Task directions: Exactly reproduce each line of the listing that follows.

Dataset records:
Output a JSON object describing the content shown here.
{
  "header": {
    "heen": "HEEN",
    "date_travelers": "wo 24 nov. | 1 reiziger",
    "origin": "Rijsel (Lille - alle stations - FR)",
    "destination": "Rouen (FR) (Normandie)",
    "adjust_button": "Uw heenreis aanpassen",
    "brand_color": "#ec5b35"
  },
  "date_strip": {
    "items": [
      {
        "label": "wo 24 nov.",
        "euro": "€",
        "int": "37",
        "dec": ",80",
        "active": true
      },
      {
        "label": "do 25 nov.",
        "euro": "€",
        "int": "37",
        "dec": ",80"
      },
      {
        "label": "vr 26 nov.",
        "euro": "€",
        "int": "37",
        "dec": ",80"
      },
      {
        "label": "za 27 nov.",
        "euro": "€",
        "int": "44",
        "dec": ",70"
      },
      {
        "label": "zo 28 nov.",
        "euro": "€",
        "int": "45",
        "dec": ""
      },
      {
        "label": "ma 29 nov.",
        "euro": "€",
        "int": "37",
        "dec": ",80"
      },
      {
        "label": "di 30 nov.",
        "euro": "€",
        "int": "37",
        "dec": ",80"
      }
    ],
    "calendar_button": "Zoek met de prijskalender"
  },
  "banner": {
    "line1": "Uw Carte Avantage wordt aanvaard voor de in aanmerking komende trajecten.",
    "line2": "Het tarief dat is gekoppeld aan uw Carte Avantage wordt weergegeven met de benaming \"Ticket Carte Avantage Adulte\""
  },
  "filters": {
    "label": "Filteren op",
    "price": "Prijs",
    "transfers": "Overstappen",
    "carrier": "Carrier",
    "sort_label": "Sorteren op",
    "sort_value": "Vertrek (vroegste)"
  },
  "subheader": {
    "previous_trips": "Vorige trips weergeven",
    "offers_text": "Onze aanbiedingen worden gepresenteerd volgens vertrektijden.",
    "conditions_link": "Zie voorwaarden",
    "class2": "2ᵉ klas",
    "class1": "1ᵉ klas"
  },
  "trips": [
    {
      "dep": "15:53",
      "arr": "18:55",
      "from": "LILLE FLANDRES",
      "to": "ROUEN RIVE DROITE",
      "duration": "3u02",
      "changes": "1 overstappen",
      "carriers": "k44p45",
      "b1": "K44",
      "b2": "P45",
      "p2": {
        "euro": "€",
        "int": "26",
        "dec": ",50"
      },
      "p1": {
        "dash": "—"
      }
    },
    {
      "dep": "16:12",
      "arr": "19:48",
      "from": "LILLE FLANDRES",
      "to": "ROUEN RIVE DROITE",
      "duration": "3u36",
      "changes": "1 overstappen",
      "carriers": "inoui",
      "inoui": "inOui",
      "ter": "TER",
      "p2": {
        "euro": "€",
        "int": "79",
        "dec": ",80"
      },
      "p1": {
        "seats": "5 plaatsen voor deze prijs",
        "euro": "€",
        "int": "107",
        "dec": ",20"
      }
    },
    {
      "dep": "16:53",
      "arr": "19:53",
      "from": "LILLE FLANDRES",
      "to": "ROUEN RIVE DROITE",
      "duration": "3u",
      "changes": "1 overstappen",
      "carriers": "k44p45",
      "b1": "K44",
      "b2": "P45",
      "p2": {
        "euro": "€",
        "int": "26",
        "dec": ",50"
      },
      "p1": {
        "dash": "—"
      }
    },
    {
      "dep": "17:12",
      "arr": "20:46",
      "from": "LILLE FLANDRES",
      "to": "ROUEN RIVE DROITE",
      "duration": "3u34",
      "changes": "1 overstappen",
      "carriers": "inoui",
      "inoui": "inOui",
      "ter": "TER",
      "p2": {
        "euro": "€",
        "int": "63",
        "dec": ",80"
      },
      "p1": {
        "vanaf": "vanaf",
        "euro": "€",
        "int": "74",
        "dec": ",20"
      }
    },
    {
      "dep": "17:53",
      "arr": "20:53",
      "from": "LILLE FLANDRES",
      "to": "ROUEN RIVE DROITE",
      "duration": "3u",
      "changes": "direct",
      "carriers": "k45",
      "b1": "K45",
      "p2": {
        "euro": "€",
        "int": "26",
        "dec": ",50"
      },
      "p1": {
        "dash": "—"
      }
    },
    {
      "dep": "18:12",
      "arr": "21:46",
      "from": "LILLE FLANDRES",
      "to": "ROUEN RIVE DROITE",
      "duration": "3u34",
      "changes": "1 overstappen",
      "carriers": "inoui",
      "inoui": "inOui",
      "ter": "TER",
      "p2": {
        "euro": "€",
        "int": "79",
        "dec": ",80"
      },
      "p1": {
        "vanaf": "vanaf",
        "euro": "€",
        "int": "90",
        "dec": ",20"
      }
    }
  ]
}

Reply to the task:
Output a JSON object describing the content shown here.
{
  "header": {
    "heen": "HEEN",
    "date_travelers": "wo 24 nov. | 1 reiziger",
    "origin": "Rijsel (Lille - alle stations - FR)",
    "destination": "Rouen (FR) (Normandie)",
    "adjust_button": "Uw heenreis aanpassen",
    "brand_color": "#ec5b35"
  },
  "date_strip": {
    "items": [
      {
        "label": "wo 24 nov.",
        "euro": "€",
        "int": "37",
        "dec": ",80",
        "active": true
      },
      {
        "label": "do 25 nov.",
        "euro": "€",
        "int": "37",
        "dec": ",80"
      },
      {
        "label": "vr 26 nov.",
        "euro": "€",
        "int": "37",
        "dec": ",80"
      },
      {
        "label": "za 27 nov.",
        "euro": "€",
        "int": "44",
        "dec": ",70"
      },
      {
        "label": "zo 28 nov.",
        "euro": "€",
        "int": "45",
        "dec": ""
      },
      {
        "label": "ma 29 nov.",
        "euro": "€",
        "int": "37",
        "dec": ",80"
      },
      {
        "label": "di 30 nov.",
        "euro": "€",
        "int": "37",
        "dec": ",80"
      }
    ],
    "calendar_button": "Zoek met de prijskalender"
  },
  "banner": {
    "line1": "Uw Carte Avantage wordt aanvaard voor de in aanmerking komende trajecten.",
    "line2": "Het tarief dat is gekoppeld aan uw Carte Avantage wordt weergegeven met de benaming \"Ticket Carte Avantage Adulte\""
  },
  "filters": {
    "label": "Filteren op",
    "price": "Prijs",
    "transfers": "Overstappen",
    "carrier": "Carrier",
    "sort_label": "Sorteren op",
    "sort_value": "Vertrek (vroegste)"
  },
  "subheader": {
    "previous_trips": "Vorige trips weergeven",
    "offers_text": "Onze aanbiedingen worden gepresenteerd volgens vertrektijden.",
    "conditions_link": "Zie voorwaarden",
    "class2": "2ᵉ klas",
    "class1": "1ᵉ klas"
  },
  "trips": [
    {
      "dep": "15:53",
      "arr": "18:55",
      "from": "LILLE FLANDRES",
      "to": "ROUEN RIVE DROITE",
      "duration": "3u02",
      "changes": "1 overstappen",
      "carriers": "k44p45",
      "b1": "K44",
      "b2": "P45",
      "p2": {
        "euro": "€",
        "int": "26",
        "dec": ",50"
      },
      "p1": {
        "dash": "—"
      }
    },
    {
      "dep": "16:12",
      "arr": "19:48",
      "from": "LILLE FLANDRES",
      "to": "ROUEN RIVE DROITE",
      "duration": "3u36",
      "changes": "1 overstappen",
      "carriers": "inoui",
      "inoui": "inOui",
      "ter": "TER",
      "p2": {
        "euro": "€",
        "int": "79",
        "dec": ",80"
      },
      "p1": {
        "seats": "5 plaatsen voor deze prijs",
        "euro": "€",
        "int": "107",
        "dec": ",20"
      }
    },
    {
      "dep": "16:53",
      "arr": "19:53",
      "from": "LILLE FLANDRES",
      "to": "ROUEN RIVE DROITE",
      "duration": "3u",
      "changes": "1 overstappen",
      "carriers": "k44p45",
      "b1": "K44",
      "b2": "P45",
      "p2": {
        "euro": "€",
        "int": "26",
        "dec": ",50"
      },
      "p1": {
        "dash": "—"
      }
    },
    {
      "dep": "17:12",
      "arr": "20:46",
      "from": "LILLE FLANDRES",
      "to": "ROUEN RIVE DROITE",
      "duration": "3u34",
      "changes": "1 overstappen",
      "carriers": "inoui",
      "inoui": "inOui",
      "ter": "TER",
      "p2": {
        "euro": "€",
        "int": "63",
        "dec": ",80"
      },
      "p1": {
        "vanaf": "vanaf",
        "euro": "€",
        "int": "74",
        "dec": ",20"
      }
    },
    {
      "dep": "17:53",
      "arr": "20:53",
      "from": "LILLE FLANDRES",
      "to": "ROUEN RIVE DROITE",
      "duration": "3u",
      "changes": "direct",
      "carriers": "k45",
      "b1": "K45",
      "p2": {
        "euro": "€",
        "int": "26",
        "dec": ",50"
      },
      "p1": {
        "dash": "—"
      }
    },
    {
      "dep": "18:12",
      "arr": "21:46",
      "from": "LILLE FLANDRES",
      "to": "ROUEN RIVE DROITE",
      "duration": "3u34",
      "changes": "1 overstappen",
      "carriers": "inoui",
      "inoui": "inOui",
      "ter": "TER",
      "p2": {
        "euro": "€",
        "int": "79",
        "dec": ",80"
      },
      "p1": {
        "vanaf": "vanaf",
        "euro": "€",
        "int": "90",
        "dec": ",20"
      }
    }
  ]
}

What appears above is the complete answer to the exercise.